------ DATA ROWS ------
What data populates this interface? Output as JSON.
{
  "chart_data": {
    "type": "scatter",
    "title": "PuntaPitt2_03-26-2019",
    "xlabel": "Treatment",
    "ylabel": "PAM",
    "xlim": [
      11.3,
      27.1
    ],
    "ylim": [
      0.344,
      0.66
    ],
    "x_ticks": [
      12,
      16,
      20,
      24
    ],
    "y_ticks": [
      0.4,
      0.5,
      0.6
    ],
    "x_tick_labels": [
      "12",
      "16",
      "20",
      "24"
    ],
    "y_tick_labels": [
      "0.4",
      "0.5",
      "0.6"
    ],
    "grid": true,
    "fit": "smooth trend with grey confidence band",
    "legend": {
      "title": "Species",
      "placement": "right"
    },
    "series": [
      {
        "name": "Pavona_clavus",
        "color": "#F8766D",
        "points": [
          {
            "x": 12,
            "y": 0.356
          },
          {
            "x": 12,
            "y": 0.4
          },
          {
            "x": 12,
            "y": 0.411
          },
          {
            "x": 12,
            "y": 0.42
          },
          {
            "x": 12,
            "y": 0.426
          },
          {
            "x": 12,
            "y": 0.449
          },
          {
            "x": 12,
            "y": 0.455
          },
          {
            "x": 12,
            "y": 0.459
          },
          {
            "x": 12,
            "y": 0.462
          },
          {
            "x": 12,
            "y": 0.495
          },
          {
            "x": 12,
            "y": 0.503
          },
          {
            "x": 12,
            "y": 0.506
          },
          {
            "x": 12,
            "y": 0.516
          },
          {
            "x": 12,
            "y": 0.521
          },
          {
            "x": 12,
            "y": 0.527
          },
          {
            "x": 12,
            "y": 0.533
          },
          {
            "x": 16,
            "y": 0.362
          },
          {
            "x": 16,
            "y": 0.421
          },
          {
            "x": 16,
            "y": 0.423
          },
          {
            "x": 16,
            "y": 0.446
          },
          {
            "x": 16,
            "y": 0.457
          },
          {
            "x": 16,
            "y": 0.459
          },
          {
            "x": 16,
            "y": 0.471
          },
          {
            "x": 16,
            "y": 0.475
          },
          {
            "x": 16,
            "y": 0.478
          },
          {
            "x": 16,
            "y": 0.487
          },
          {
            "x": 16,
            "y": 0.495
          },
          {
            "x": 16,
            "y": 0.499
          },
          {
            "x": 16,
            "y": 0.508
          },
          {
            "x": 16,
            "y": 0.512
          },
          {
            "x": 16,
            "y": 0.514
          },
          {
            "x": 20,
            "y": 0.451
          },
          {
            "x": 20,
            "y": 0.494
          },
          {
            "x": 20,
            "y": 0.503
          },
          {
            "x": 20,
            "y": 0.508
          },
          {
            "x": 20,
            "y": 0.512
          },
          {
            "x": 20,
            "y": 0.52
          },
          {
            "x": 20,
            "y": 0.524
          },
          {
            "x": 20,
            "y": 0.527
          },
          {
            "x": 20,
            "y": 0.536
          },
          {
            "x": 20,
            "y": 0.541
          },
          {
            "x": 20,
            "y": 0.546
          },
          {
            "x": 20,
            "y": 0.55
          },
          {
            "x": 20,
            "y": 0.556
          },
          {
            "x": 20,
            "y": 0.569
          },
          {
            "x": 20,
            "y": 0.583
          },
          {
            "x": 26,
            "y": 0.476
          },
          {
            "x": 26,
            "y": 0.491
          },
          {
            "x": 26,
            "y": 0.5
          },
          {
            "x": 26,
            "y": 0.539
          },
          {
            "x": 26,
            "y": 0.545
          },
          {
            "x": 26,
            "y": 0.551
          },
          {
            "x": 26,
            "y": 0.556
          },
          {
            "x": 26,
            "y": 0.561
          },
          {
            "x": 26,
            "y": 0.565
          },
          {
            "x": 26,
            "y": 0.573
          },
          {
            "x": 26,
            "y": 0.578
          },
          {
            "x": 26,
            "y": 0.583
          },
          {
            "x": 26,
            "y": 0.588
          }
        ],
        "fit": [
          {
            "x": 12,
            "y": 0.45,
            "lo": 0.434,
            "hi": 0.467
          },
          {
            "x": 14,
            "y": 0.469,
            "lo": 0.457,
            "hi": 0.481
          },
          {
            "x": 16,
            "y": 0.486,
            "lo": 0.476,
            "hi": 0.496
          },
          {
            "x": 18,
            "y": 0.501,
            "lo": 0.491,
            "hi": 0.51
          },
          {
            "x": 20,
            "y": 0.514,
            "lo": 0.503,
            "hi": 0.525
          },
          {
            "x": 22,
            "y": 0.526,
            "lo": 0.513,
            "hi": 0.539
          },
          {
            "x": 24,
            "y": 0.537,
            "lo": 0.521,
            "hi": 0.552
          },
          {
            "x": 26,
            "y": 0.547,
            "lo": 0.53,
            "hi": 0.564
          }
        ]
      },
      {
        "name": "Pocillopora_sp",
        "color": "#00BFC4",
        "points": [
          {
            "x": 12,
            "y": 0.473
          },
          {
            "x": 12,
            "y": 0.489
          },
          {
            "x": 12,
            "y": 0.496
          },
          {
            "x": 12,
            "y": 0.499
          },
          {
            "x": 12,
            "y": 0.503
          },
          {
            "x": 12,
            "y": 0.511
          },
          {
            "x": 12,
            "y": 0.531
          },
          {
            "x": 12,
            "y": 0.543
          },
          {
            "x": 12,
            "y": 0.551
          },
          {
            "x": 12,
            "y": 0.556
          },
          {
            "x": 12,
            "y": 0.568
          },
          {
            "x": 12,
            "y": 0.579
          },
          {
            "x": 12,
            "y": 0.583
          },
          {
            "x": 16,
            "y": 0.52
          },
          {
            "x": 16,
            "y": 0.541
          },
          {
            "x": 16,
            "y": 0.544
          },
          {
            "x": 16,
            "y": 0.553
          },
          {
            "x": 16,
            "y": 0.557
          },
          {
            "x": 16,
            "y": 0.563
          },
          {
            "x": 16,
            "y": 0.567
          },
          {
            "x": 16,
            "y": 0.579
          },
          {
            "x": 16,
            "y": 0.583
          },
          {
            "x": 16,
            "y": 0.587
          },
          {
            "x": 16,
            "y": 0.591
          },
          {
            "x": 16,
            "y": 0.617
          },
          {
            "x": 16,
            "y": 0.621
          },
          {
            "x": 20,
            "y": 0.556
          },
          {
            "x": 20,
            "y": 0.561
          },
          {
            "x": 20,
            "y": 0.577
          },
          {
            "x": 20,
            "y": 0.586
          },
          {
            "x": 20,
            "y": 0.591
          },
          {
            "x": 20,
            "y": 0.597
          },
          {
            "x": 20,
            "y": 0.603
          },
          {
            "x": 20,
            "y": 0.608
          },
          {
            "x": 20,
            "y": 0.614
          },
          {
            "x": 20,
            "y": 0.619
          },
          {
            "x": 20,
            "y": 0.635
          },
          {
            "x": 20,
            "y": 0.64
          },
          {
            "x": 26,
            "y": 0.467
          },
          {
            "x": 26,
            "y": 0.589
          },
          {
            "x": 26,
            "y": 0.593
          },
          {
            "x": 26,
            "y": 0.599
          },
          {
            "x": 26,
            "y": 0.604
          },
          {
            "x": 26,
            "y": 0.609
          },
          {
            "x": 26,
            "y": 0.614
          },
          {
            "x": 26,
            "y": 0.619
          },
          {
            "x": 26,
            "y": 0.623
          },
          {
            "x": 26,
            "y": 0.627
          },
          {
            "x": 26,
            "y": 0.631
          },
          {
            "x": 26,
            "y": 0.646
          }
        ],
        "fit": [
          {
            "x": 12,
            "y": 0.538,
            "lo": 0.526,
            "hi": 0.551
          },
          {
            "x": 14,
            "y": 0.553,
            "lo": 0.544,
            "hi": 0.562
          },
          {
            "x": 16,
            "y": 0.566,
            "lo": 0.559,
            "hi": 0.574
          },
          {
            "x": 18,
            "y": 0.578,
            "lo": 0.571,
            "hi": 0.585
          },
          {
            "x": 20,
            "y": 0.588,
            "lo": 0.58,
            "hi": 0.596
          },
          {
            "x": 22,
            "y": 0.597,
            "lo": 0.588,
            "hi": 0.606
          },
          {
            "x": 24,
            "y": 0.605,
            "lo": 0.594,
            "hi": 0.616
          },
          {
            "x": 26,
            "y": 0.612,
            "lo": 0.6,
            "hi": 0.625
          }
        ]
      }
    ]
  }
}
------
TO BE DONE:
Collect every line above that contains the word "name".

EXERCISE RESPONSE:
        "name": "Pavona_clavus",
        "name": "Pocillopora_sp",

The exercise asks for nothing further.